(Dataset rows)
□ □ □ □ □ □ □

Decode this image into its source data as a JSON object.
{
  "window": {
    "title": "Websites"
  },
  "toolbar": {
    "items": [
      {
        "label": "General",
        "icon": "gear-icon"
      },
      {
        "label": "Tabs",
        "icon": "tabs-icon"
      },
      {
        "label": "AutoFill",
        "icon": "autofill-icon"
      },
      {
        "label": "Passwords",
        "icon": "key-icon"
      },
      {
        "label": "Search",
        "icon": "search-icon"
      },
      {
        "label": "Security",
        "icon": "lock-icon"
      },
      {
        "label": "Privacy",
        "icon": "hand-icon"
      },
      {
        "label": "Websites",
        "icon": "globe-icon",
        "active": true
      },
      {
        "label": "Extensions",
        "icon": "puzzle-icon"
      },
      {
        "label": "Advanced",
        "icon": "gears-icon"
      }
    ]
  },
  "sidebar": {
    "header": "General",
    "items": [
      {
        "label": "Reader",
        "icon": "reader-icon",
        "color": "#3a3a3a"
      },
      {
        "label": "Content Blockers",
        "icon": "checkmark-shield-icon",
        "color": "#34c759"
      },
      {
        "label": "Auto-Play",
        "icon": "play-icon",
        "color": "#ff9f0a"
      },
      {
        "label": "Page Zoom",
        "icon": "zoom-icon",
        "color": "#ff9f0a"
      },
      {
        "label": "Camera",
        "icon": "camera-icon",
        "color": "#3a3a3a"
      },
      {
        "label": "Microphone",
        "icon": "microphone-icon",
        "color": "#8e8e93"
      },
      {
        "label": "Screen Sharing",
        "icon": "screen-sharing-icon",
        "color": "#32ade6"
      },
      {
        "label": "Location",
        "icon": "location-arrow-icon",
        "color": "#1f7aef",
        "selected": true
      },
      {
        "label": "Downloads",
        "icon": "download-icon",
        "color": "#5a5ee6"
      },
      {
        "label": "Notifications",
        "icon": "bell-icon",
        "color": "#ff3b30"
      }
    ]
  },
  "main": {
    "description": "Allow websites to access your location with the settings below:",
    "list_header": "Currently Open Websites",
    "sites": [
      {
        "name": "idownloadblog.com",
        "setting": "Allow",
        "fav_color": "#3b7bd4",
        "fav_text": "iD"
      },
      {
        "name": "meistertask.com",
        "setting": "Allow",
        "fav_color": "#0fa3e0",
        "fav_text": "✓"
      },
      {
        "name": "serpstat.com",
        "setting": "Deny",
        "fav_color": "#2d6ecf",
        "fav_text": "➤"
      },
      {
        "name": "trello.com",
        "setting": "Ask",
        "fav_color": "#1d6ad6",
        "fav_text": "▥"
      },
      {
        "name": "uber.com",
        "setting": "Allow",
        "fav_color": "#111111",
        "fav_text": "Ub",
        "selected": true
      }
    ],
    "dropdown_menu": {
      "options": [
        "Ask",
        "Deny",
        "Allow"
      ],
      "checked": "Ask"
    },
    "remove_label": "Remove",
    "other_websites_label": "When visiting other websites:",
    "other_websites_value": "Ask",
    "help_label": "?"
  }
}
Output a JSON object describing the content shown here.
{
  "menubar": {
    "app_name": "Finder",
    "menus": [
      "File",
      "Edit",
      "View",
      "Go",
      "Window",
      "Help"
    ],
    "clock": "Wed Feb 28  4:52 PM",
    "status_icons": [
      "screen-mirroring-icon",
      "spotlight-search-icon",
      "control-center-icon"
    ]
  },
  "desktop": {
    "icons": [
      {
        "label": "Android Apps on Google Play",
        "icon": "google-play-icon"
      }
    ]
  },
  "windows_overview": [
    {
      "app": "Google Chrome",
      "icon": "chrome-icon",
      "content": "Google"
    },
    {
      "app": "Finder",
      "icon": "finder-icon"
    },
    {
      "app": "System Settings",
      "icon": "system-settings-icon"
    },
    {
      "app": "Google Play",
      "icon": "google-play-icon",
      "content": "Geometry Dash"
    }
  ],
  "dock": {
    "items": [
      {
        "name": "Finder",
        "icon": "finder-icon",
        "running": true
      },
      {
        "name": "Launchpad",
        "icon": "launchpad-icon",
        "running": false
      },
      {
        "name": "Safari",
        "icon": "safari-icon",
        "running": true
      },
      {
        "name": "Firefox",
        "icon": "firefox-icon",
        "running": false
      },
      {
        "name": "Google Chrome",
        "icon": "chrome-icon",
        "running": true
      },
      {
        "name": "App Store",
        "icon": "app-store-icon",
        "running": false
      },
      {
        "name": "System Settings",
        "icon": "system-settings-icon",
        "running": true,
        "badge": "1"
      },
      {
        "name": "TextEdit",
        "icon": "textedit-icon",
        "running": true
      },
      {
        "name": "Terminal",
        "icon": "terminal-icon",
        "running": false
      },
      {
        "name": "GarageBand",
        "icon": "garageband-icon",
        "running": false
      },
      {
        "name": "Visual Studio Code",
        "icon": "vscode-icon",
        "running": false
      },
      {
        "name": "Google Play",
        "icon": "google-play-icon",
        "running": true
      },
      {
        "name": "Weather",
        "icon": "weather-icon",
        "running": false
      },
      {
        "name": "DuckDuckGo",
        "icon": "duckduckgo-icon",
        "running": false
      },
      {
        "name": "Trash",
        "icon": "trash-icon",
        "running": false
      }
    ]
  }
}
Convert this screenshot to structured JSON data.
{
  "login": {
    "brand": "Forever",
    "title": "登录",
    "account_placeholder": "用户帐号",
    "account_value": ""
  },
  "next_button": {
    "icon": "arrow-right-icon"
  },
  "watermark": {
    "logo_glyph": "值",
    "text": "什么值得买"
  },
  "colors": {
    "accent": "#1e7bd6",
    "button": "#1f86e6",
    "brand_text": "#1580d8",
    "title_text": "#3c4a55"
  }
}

□ □ □ □ □ □ □

▸ **Written task**:
Provide an exact reproduction of all the entries shown above.

▸ **Response**:
Decode this image into its source data as a JSON object.
{
  "window": {
    "title": "Websites"
  },
  "toolbar": {
    "items": [
      {
        "label": "General",
        "icon": "gear-icon"
      },
      {
        "label": "Tabs",
        "icon": "tabs-icon"
      },
      {
        "label": "AutoFill",
        "icon": "autofill-icon"
      },
      {
        "label": "Passwords",
        "icon": "key-icon"
      },
      {
        "label": "Search",
        "icon": "search-icon"
      },
      {
        "label": "Security",
        "icon": "lock-icon"
      },
      {
        "label": "Privacy",
        "icon": "hand-icon"
      },
      {
        "label": "Websites",
        "icon": "globe-icon",
        "active": true
      },
      {
        "label": "Extensions",
        "icon": "puzzle-icon"
      },
      {
        "label": "Advanced",
        "icon": "gears-icon"
      }
    ]
  },
  "sidebar": {
    "header": "General",
    "items": [
      {
        "label": "Reader",
        "icon": "reader-icon",
        "color": "#3a3a3a"
      },
      {
        "label": "Content Blockers",
        "icon": "checkmark-shield-icon",
        "color": "#34c759"
      },
      {
        "label": "Auto-Play",
        "icon": "play-icon",
        "color": "#ff9f0a"
      },
      {
        "label": "Page Zoom",
        "icon": "zoom-icon",
        "color": "#ff9f0a"
      },
      {
        "label": "Camera",
        "icon": "camera-icon",
        "color": "#3a3a3a"
      },
      {
        "label": "Microphone",
        "icon": "microphone-icon",
        "color": "#8e8e93"
      },
      {
        "label": "Screen Sharing",
        "icon": "screen-sharing-icon",
        "color": "#32ade6"
      },
      {
        "label": "Location",
        "icon": "location-arrow-icon",
        "color": "#1f7aef",
        "selected": true
      },
      {
        "label": "Downloads",
        "icon": "download-icon",
        "color": "#5a5ee6"
      },
      {
        "label": "Notifications",
        "icon": "bell-icon",
        "color": "#ff3b30"
      }
    ]
  },
  "main": {
    "description": "Allow websites to access your location with the settings below:",
    "list_header": "Currently Open Websites",
    "sites": [
      {
        "name": "idownloadblog.com",
        "setting": "Allow",
        "fav_color": "#3b7bd4",
        "fav_text": "iD"
      },
      {
        "name": "meistertask.com",
        "setting": "Allow",
        "fav_color": "#0fa3e0",
        "fav_text": "✓"
      },
      {
        "name": "serpstat.com",
        "setting": "Deny",
        "fav_color": "#2d6ecf",
        "fav_text": "➤"
      },
      {
        "name": "trello.com",
        "setting": "Ask",
        "fav_color": "#1d6ad6",
        "fav_text": "▥"
      },
      {
        "name": "uber.com",
        "setting": "Allow",
        "fav_color": "#111111",
        "fav_text": "Ub",
        "selected": true
      }
    ],
    "dropdown_menu": {
      "options": [
        "Ask",
        "Deny",
        "Allow"
      ],
      "checked": "Ask"
    },
    "remove_label": "Remove",
    "other_websites_label": "When visiting other websites:",
    "other_websites_value": "Ask",
    "help_label": "?"
  }
}
Output a JSON object describing the content shown here.
{
  "menubar": {
    "app_name": "Finder",
    "menus": [
      "File",
      "Edit",
      "View",
      "Go",
      "Window",
      "Help"
    ],
    "clock": "Wed Feb 28  4:52 PM",
    "status_icons": [
      "screen-mirroring-icon",
      "spotlight-search-icon",
      "control-center-icon"
    ]
  },
  "desktop": {
    "icons": [
      {
        "label": "Android Apps on Google Play",
        "icon": "google-play-icon"
      }
    ]
  },
  "windows_overview": [
    {
      "app": "Google Chrome",
      "icon": "chrome-icon",
      "content": "Google"
    },
    {
      "app": "Finder",
      "icon": "finder-icon"
    },
    {
      "app": "System Settings",
      "icon": "system-settings-icon"
    },
    {
      "app": "Google Play",
      "icon": "google-play-icon",
      "content": "Geometry Dash"
    }
  ],
  "dock": {
    "items": [
      {
        "name": "Finder",
        "icon": "finder-icon",
        "running": true
      },
      {
        "name": "Launchpad",
        "icon": "launchpad-icon",
        "running": false
      },
      {
        "name": "Safari",
        "icon": "safari-icon",
        "running": true
      },
      {
        "name": "Firefox",
        "icon": "firefox-icon",
        "running": false
      },
      {
        "name": "Google Chrome",
        "icon": "chrome-icon",
        "running": true
      },
      {
        "name": "App Store",
        "icon": "app-store-icon",
        "running": false
      },
      {
        "name": "System Settings",
        "icon": "system-settings-icon",
        "running": true,
        "badge": "1"
      },
      {
        "name": "TextEdit",
        "icon": "textedit-icon",
        "running": true
      },
      {
        "name": "Terminal",
        "icon": "terminal-icon",
        "running": false
      },
      {
        "name": "GarageBand",
        "icon": "garageband-icon",
        "running": false
      },
      {
        "name": "Visual Studio Code",
        "icon": "vscode-icon",
        "running": false
      },
      {
        "name": "Google Play",
        "icon": "google-play-icon",
        "running": true
      },
      {
        "name": "Weather",
        "icon": "weather-icon",
        "running": false
      },
      {
        "name": "DuckDuckGo",
        "icon": "duckduckgo-icon",
        "running": false
      },
      {
        "name": "Trash",
        "icon": "trash-icon",
        "running": false
      }
    ]
  }
}
Convert this screenshot to structured JSON data.
{
  "login": {
    "brand": "Forever",
    "title": "登录",
    "account_placeholder": "用户帐号",
    "account_value": ""
  },
  "next_button": {
    "icon": "arrow-right-icon"
  },
  "watermark": {
    "logo_glyph": "值",
    "text": "什么值得买"
  },
  "colors": {
    "accent": "#1e7bd6",
    "button": "#1f86e6",
    "brand_text": "#1580d8",
    "title_text": "#3c4a55"
  }
}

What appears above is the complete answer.